▸ **Brief**
Rename "sidebar-item" to "nav-item" in the items from the start through the line containing "- top-row: M1: [434, 264, 829, 402]", and return only those lines with everything else unchanged.
═════ Task inputs
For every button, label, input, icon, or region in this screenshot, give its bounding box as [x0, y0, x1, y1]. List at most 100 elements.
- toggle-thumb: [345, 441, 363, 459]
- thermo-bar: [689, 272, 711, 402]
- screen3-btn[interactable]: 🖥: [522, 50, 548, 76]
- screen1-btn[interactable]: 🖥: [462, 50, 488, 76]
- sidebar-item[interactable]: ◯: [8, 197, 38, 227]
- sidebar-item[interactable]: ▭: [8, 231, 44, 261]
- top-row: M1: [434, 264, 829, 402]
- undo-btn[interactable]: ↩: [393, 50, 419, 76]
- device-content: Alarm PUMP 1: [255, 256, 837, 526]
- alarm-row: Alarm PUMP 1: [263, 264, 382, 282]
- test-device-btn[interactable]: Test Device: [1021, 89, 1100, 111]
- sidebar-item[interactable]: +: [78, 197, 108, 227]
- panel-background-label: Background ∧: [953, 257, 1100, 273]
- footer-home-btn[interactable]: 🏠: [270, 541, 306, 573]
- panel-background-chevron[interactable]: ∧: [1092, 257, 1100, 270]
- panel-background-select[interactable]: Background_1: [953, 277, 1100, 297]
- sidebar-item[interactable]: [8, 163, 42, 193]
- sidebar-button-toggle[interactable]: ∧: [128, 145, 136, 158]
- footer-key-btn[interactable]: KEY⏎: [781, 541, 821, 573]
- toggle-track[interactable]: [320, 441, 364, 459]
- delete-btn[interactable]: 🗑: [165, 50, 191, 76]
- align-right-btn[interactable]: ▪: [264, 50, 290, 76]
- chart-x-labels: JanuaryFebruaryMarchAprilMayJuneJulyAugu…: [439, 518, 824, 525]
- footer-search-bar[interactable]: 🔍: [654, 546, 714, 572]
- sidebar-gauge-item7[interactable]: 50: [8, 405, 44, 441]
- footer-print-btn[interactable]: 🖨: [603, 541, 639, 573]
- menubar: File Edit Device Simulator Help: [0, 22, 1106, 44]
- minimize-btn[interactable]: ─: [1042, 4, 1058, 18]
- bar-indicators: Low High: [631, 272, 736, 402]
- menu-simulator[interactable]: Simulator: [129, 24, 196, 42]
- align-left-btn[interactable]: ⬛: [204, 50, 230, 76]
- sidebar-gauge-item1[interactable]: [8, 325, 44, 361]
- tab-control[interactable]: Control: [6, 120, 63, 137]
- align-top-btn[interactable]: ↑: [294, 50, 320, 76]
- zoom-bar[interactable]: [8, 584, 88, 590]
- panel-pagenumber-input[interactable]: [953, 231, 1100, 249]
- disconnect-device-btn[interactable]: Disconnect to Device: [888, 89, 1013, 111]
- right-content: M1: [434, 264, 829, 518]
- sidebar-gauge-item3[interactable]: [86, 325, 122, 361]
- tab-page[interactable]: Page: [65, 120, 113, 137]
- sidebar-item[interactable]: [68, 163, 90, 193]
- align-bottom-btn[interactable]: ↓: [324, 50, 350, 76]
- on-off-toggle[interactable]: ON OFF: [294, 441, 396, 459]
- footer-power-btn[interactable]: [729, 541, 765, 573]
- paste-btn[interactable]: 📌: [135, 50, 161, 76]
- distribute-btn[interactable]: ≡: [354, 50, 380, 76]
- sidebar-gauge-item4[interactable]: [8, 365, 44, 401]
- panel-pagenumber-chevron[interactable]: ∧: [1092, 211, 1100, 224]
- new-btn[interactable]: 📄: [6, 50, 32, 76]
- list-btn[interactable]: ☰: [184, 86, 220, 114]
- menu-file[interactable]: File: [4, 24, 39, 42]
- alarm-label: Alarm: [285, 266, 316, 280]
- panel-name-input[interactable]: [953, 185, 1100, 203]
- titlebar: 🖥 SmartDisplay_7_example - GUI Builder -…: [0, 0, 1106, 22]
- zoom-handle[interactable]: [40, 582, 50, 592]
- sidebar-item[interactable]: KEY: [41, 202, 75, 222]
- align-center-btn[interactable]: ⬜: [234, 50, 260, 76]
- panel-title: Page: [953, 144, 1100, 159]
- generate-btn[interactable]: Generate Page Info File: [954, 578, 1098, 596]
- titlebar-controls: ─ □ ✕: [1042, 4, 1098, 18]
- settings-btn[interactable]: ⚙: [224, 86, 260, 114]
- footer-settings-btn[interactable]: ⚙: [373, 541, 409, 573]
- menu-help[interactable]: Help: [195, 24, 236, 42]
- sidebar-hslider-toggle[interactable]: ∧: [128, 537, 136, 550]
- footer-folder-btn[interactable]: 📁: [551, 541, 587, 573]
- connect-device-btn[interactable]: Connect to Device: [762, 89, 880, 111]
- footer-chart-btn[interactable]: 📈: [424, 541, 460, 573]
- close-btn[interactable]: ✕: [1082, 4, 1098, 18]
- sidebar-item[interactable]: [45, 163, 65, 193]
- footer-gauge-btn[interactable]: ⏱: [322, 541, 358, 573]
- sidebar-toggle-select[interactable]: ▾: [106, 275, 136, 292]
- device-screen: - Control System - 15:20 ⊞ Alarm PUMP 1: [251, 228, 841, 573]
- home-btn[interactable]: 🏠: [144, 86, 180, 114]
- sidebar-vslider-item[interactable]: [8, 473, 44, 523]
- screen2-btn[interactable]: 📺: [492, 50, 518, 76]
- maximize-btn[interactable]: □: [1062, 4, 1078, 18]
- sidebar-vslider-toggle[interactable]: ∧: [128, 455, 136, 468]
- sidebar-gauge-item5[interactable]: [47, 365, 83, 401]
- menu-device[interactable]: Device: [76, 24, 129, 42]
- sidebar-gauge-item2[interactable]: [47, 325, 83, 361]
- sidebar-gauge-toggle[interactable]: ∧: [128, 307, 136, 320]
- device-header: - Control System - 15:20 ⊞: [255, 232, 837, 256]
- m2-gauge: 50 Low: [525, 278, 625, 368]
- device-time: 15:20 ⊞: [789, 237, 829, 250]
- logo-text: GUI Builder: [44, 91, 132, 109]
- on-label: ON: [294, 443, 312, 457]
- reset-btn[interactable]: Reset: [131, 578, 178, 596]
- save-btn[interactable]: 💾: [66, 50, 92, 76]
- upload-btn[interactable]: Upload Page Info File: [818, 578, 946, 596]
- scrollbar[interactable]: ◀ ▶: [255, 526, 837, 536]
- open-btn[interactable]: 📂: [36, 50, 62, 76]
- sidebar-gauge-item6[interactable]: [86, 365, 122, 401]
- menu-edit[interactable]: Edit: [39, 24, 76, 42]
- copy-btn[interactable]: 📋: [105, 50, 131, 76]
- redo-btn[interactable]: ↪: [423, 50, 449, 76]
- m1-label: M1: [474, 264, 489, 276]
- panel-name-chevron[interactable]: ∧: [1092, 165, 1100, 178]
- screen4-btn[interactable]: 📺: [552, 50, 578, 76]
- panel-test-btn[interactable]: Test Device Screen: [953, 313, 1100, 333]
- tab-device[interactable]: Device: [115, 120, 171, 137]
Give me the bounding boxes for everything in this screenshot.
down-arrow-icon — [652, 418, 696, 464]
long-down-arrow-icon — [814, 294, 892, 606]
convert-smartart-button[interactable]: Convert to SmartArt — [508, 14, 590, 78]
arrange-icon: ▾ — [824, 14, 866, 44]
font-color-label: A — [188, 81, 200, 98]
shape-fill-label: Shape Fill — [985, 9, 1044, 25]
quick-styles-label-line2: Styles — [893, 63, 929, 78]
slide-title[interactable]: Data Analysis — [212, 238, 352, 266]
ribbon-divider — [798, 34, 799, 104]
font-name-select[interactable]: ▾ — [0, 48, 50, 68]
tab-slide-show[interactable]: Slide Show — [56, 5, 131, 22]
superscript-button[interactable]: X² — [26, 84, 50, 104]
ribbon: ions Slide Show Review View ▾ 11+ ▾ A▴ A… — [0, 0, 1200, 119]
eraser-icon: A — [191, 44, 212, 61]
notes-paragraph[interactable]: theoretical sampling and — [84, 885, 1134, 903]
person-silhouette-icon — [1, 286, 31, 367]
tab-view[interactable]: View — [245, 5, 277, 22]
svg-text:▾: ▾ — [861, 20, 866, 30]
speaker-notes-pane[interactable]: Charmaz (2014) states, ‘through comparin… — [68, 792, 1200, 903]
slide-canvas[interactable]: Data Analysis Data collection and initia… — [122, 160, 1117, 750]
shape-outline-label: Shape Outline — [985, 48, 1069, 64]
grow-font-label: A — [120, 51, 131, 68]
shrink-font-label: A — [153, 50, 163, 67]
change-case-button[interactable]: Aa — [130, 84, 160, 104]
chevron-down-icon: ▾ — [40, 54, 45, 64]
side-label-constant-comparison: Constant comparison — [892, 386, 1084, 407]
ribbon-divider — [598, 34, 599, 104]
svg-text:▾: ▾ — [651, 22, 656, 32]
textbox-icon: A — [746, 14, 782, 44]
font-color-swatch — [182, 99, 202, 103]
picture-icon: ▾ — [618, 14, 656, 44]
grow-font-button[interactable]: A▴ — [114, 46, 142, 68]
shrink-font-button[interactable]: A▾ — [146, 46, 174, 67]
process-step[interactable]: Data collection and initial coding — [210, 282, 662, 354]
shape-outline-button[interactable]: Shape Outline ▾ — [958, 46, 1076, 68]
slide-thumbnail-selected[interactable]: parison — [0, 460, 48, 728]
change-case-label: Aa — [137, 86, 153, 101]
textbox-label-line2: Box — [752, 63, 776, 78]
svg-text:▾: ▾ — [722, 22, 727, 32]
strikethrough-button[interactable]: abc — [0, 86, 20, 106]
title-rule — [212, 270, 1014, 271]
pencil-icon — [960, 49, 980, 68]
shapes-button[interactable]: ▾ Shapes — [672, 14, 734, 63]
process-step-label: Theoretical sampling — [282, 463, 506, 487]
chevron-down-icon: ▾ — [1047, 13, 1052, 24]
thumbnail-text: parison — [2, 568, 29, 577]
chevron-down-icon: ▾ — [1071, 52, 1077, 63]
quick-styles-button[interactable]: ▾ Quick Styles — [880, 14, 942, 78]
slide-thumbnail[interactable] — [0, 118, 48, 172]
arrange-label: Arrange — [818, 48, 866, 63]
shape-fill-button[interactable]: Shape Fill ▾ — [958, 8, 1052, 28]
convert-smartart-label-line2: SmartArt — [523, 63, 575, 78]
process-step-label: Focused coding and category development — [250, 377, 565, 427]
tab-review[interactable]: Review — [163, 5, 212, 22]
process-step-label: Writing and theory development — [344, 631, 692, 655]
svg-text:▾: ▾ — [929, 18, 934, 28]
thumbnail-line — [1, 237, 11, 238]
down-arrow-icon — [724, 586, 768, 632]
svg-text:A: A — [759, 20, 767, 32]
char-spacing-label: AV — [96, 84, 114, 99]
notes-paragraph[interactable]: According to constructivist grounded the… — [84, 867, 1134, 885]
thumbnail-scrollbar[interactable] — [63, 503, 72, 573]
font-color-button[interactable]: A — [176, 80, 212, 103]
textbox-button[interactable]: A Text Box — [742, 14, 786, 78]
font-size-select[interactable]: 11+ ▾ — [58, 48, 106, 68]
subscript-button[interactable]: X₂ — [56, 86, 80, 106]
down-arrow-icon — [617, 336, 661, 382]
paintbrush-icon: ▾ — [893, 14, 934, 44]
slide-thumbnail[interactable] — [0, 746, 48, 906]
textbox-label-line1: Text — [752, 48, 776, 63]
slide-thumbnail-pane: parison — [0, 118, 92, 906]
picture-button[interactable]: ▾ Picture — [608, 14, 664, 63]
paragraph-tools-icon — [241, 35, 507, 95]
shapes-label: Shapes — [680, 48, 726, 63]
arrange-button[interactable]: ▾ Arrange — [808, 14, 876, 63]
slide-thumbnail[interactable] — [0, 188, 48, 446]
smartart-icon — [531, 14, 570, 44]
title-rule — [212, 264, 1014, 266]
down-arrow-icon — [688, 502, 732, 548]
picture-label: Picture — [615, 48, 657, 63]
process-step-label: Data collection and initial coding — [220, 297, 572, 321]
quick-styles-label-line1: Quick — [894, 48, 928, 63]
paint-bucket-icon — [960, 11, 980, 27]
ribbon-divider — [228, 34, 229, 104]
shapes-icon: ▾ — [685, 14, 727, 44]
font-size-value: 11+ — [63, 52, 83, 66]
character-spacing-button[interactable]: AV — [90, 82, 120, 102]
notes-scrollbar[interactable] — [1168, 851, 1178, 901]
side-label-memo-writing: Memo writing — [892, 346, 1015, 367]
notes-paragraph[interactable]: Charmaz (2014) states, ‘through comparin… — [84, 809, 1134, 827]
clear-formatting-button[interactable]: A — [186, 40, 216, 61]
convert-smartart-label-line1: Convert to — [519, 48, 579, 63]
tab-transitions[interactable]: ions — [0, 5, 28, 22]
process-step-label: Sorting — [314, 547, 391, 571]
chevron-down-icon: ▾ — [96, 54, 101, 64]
══════════
▸ **Finished task**
For every button, label, input, icon, or region in this screenshot, give its bounding box as [x0, y0, x1, y1]. List at most 100 elements.
- toggle-thumb: [345, 441, 363, 459]
- thermo-bar: [689, 272, 711, 402]
- screen3-btn[interactable]: 🖥: [522, 50, 548, 76]
- screen1-btn[interactable]: 🖥: [462, 50, 488, 76]
- nav-item[interactable]: ◯: [8, 197, 38, 227]
- nav-item[interactable]: ▭: [8, 231, 44, 261]
- top-row: M1: [434, 264, 829, 402]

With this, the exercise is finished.